[Stored data]
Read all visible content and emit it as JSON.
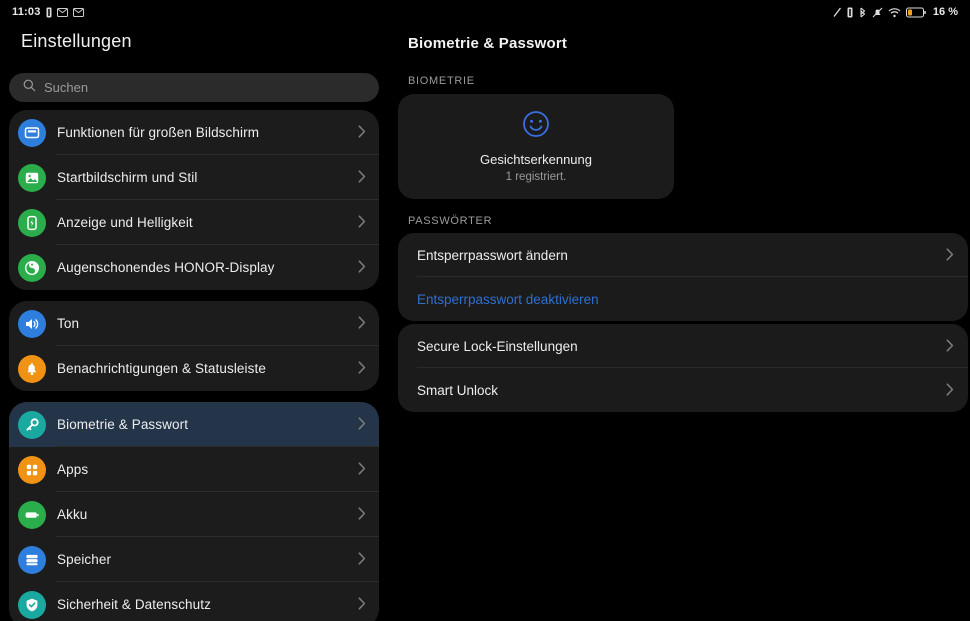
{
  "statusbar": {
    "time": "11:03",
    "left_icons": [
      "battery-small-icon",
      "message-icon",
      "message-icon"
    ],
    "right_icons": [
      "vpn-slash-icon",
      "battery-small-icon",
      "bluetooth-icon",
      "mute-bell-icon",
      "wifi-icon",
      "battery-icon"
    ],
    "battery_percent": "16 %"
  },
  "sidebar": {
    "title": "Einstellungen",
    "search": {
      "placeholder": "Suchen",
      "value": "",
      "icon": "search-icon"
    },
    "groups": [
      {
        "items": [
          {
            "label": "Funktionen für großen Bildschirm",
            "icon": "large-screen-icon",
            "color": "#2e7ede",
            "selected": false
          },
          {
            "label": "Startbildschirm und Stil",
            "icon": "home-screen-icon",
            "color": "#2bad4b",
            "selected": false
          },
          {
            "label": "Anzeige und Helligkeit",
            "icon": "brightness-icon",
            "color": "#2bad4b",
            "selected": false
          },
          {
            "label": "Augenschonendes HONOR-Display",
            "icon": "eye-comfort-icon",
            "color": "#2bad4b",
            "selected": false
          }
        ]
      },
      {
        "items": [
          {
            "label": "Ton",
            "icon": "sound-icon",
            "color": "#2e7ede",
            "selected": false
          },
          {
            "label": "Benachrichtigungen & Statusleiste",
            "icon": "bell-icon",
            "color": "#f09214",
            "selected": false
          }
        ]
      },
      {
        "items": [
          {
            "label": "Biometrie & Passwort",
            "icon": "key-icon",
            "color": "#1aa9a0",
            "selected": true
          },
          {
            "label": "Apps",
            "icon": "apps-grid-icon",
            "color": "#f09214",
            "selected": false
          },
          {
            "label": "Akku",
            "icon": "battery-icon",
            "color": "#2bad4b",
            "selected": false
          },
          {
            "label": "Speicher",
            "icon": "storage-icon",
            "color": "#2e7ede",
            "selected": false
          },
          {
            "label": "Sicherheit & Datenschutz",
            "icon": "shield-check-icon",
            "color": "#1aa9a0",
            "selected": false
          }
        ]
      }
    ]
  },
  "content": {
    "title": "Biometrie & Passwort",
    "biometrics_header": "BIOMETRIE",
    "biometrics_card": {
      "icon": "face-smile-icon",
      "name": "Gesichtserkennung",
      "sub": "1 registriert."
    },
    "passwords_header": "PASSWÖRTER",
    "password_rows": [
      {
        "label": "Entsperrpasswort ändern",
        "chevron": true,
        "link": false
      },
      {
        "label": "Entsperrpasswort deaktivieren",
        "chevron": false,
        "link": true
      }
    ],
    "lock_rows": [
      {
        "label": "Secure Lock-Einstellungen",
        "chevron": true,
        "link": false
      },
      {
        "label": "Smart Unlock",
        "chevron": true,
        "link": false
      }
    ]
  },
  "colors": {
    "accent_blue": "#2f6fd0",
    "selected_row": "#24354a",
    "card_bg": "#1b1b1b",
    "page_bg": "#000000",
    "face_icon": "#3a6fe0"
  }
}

> _Required task_: Every line of the data above should be quoted exactly. Omit the pictures.

> _Result below_:
Read all visible content and emit it as JSON.
{
  "statusbar": {
    "time": "11:03",
    "left_icons": [
      "battery-small-icon",
      "message-icon",
      "message-icon"
    ],
    "right_icons": [
      "vpn-slash-icon",
      "battery-small-icon",
      "bluetooth-icon",
      "mute-bell-icon",
      "wifi-icon",
      "battery-icon"
    ],
    "battery_percent": "16 %"
  },
  "sidebar": {
    "title": "Einstellungen",
    "search": {
      "placeholder": "Suchen",
      "value": "",
      "icon": "search-icon"
    },
    "groups": [
      {
        "items": [
          {
            "label": "Funktionen für großen Bildschirm",
            "icon": "large-screen-icon",
            "color": "#2e7ede",
            "selected": false
          },
          {
            "label": "Startbildschirm und Stil",
            "icon": "home-screen-icon",
            "color": "#2bad4b",
            "selected": false
          },
          {
            "label": "Anzeige und Helligkeit",
            "icon": "brightness-icon",
            "color": "#2bad4b",
            "selected": false
          },
          {
            "label": "Augenschonendes HONOR-Display",
            "icon": "eye-comfort-icon",
            "color": "#2bad4b",
            "selected": false
          }
        ]
      },
      {
        "items": [
          {
            "label": "Ton",
            "icon": "sound-icon",
            "color": "#2e7ede",
            "selected": false
          },
          {
            "label": "Benachrichtigungen & Statusleiste",
            "icon": "bell-icon",
            "color": "#f09214",
            "selected": false
          }
        ]
      },
      {
        "items": [
          {
            "label": "Biometrie & Passwort",
            "icon": "key-icon",
            "color": "#1aa9a0",
            "selected": true
          },
          {
            "label": "Apps",
            "icon": "apps-grid-icon",
            "color": "#f09214",
            "selected": false
          },
          {
            "label": "Akku",
            "icon": "battery-icon",
            "color": "#2bad4b",
            "selected": false
          },
          {
            "label": "Speicher",
            "icon": "storage-icon",
            "color": "#2e7ede",
            "selected": false
          },
          {
            "label": "Sicherheit & Datenschutz",
            "icon": "shield-check-icon",
            "color": "#1aa9a0",
            "selected": false
          }
        ]
      }
    ]
  },
  "content": {
    "title": "Biometrie & Passwort",
    "biometrics_header": "BIOMETRIE",
    "biometrics_card": {
      "icon": "face-smile-icon",
      "name": "Gesichtserkennung",
      "sub": "1 registriert."
    },
    "passwords_header": "PASSWÖRTER",
    "password_rows": [
      {
        "label": "Entsperrpasswort ändern",
        "chevron": true,
        "link": false
      },
      {
        "label": "Entsperrpasswort deaktivieren",
        "chevron": false,
        "link": true
      }
    ],
    "lock_rows": [
      {
        "label": "Secure Lock-Einstellungen",
        "chevron": true,
        "link": false
      },
      {
        "label": "Smart Unlock",
        "chevron": true,
        "link": false
      }
    ]
  },
  "colors": {
    "accent_blue": "#2f6fd0",
    "selected_row": "#24354a",
    "card_bg": "#1b1b1b",
    "page_bg": "#000000",
    "face_icon": "#3a6fe0"
  }
}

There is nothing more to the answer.